| What to do |
Leaving out the pictures, retype all the material exactly.

### Exercise inputs

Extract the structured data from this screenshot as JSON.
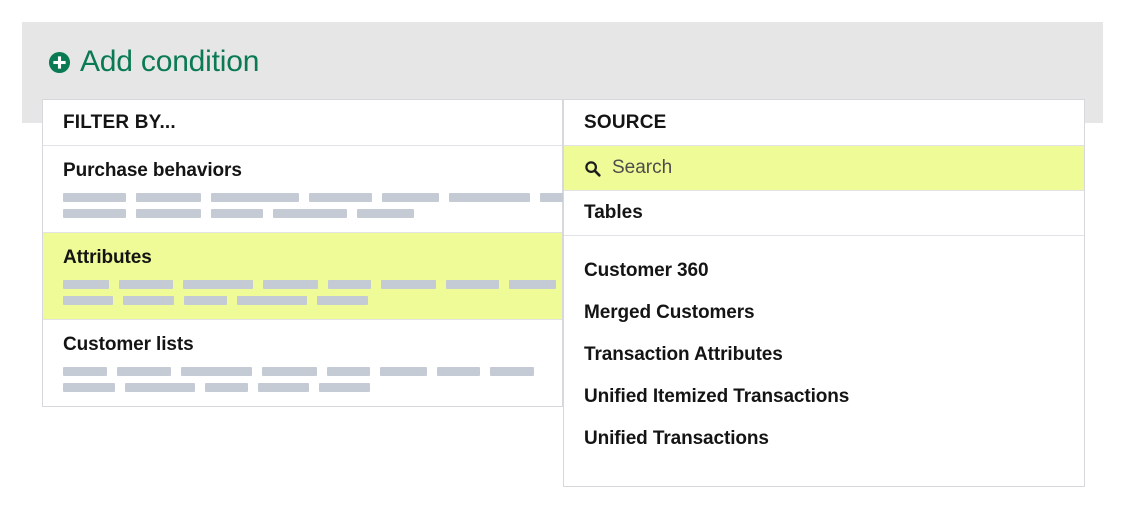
{
  "header": {
    "add_condition_label": "Add condition",
    "plus_icon": "plus-circle-icon",
    "accent_color": "#0a7a52",
    "band_color": "#e6e6e6"
  },
  "filter_panel": {
    "header_label": "FILTER BY...",
    "highlight_color": "#effb96",
    "bar_color": "#c4cbd4",
    "groups": [
      {
        "title": "Purchase behaviors",
        "selected": false,
        "bar_rows": [
          [
            63,
            65,
            88,
            63,
            57,
            81,
            63
          ],
          [
            63,
            65,
            52,
            74,
            57
          ]
        ]
      },
      {
        "title": "Attributes",
        "selected": true,
        "bar_rows": [
          [
            46,
            54,
            70,
            55,
            43,
            55,
            53,
            47,
            44
          ],
          [
            50,
            51,
            43,
            70,
            51
          ]
        ]
      },
      {
        "title": "Customer lists",
        "selected": false,
        "bar_rows": [
          [
            44,
            54,
            71,
            55,
            43,
            47,
            43,
            44
          ],
          [
            52,
            70,
            43,
            51,
            51
          ]
        ]
      }
    ]
  },
  "source_panel": {
    "header_label": "SOURCE",
    "search": {
      "icon": "search-icon",
      "placeholder": "Search",
      "value": "",
      "highlighted": true
    },
    "tables_label": "Tables",
    "items": [
      "Customer 360",
      "Merged Customers",
      "Transaction Attributes",
      "Unified Itemized Transactions",
      "Unified Transactions"
    ]
  }
}
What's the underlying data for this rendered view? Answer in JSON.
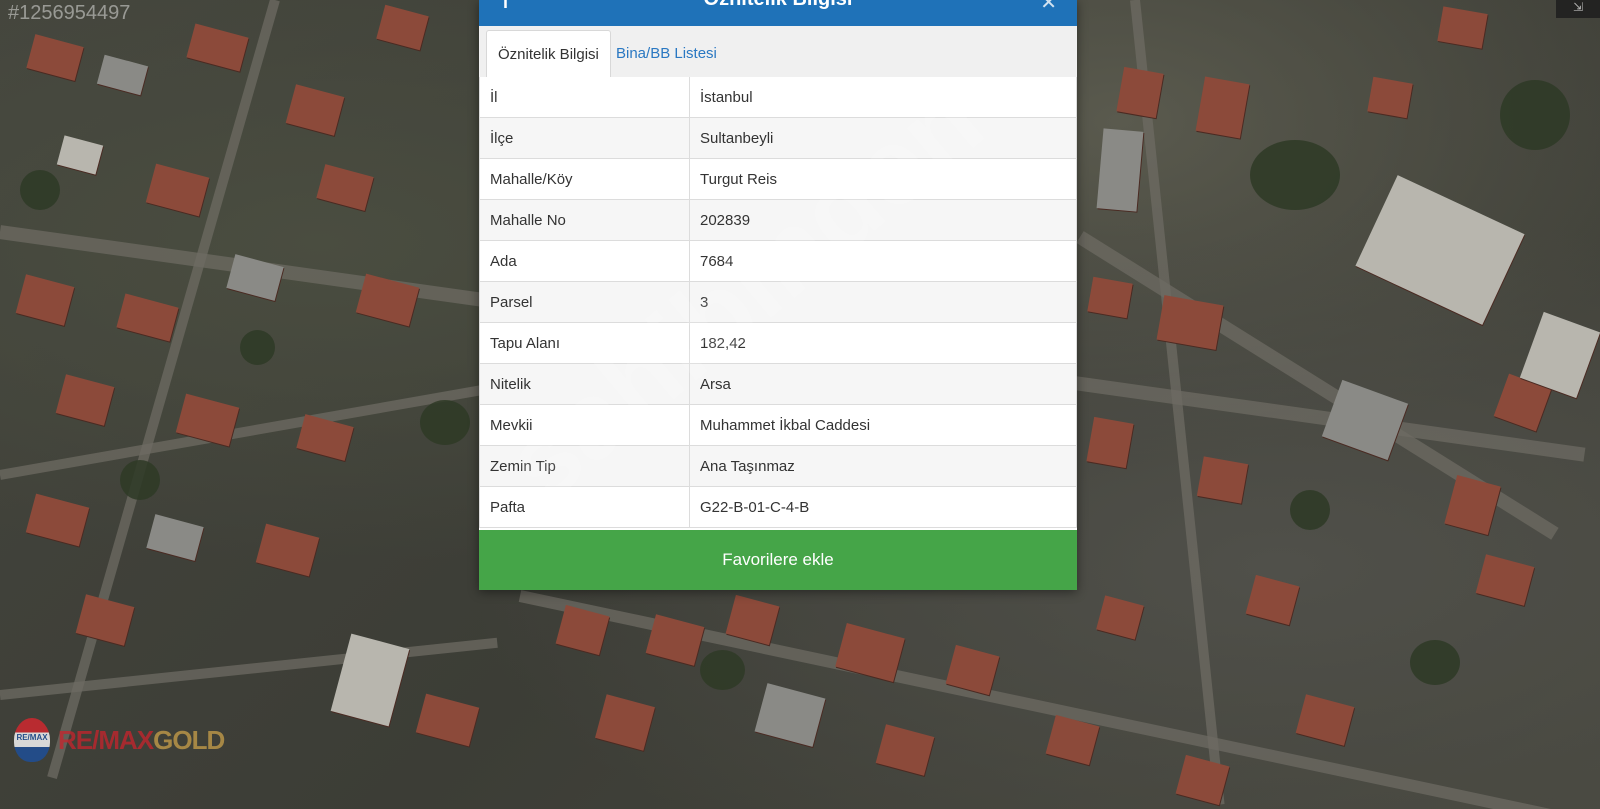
{
  "overlay": {
    "listing_id": "#1256954497",
    "watermark": "sahibinden",
    "logo": {
      "re": "RE/MAX",
      "gold": "GOLD",
      "badge": "RE/MAX"
    }
  },
  "dialog": {
    "title": "Öznitelik Bilgisi",
    "header_icons": [
      "info-icon",
      "close-icon"
    ],
    "tabs": [
      {
        "label": "Öznitelik Bilgisi",
        "active": true
      },
      {
        "label": "Bina/BB Listesi",
        "active": false
      }
    ],
    "rows": [
      {
        "key": "İl",
        "value": "İstanbul"
      },
      {
        "key": "İlçe",
        "value": "Sultanbeyli"
      },
      {
        "key": "Mahalle/Köy",
        "value": "Turgut Reis"
      },
      {
        "key": "Mahalle No",
        "value": "202839"
      },
      {
        "key": "Ada",
        "value": "7684"
      },
      {
        "key": "Parsel",
        "value": "3"
      },
      {
        "key": "Tapu Alanı",
        "value": "182,42"
      },
      {
        "key": "Nitelik",
        "value": "Arsa"
      },
      {
        "key": "Mevkii",
        "value": "Muhammet İkbal Caddesi"
      },
      {
        "key": "Zemin Tip",
        "value": "Ana Taşınmaz"
      },
      {
        "key": "Pafta",
        "value": "G22-B-01-C-4-B"
      }
    ],
    "favorite_button": "Favorilere ekle"
  },
  "colors": {
    "header": "#1f72b8",
    "button": "#45a548",
    "tab_link": "#2a78c2"
  }
}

######

| Response below |
Extract the structured data from this screenshot as JSON.
{
  "header": {
    "add_condition_label": "Add condition",
    "plus_icon": "plus-circle-icon",
    "accent_color": "#0a7a52",
    "band_color": "#e6e6e6"
  },
  "filter_panel": {
    "header_label": "FILTER BY...",
    "highlight_color": "#effb96",
    "bar_color": "#c4cbd4",
    "groups": [
      {
        "title": "Purchase behaviors",
        "selected": false,
        "bar_rows": [
          [
            63,
            65,
            88,
            63,
            57,
            81,
            63
          ],
          [
            63,
            65,
            52,
            74,
            57
          ]
        ]
      },
      {
        "title": "Attributes",
        "selected": true,
        "bar_rows": [
          [
            46,
            54,
            70,
            55,
            43,
            55,
            53,
            47,
            44
          ],
          [
            50,
            51,
            43,
            70,
            51
          ]
        ]
      },
      {
        "title": "Customer lists",
        "selected": false,
        "bar_rows": [
          [
            44,
            54,
            71,
            55,
            43,
            47,
            43,
            44
          ],
          [
            52,
            70,
            43,
            51,
            51
          ]
        ]
      }
    ]
  },
  "source_panel": {
    "header_label": "SOURCE",
    "search": {
      "icon": "search-icon",
      "placeholder": "Search",
      "value": "",
      "highlighted": true
    },
    "tables_label": "Tables",
    "items": [
      "Customer 360",
      "Merged Customers",
      "Transaction Attributes",
      "Unified Itemized Transactions",
      "Unified Transactions"
    ]
  }
}
What's the underlying data for this rendered view? Answer in JSON.
{
  "overlay": {
    "listing_id": "#1256954497",
    "watermark": "sahibinden",
    "logo": {
      "re": "RE/MAX",
      "gold": "GOLD",
      "badge": "RE/MAX"
    }
  },
  "dialog": {
    "title": "Öznitelik Bilgisi",
    "header_icons": [
      "info-icon",
      "close-icon"
    ],
    "tabs": [
      {
        "label": "Öznitelik Bilgisi",
        "active": true
      },
      {
        "label": "Bina/BB Listesi",
        "active": false
      }
    ],
    "rows": [
      {
        "key": "İl",
        "value": "İstanbul"
      },
      {
        "key": "İlçe",
        "value": "Sultanbeyli"
      },
      {
        "key": "Mahalle/Köy",
        "value": "Turgut Reis"
      },
      {
        "key": "Mahalle No",
        "value": "202839"
      },
      {
        "key": "Ada",
        "value": "7684"
      },
      {
        "key": "Parsel",
        "value": "3"
      },
      {
        "key": "Tapu Alanı",
        "value": "182,42"
      },
      {
        "key": "Nitelik",
        "value": "Arsa"
      },
      {
        "key": "Mevkii",
        "value": "Muhammet İkbal Caddesi"
      },
      {
        "key": "Zemin Tip",
        "value": "Ana Taşınmaz"
      },
      {
        "key": "Pafta",
        "value": "G22-B-01-C-4-B"
      }
    ],
    "favorite_button": "Favorilere ekle"
  },
  "colors": {
    "header": "#1f72b8",
    "button": "#45a548",
    "tab_link": "#2a78c2"
  }
}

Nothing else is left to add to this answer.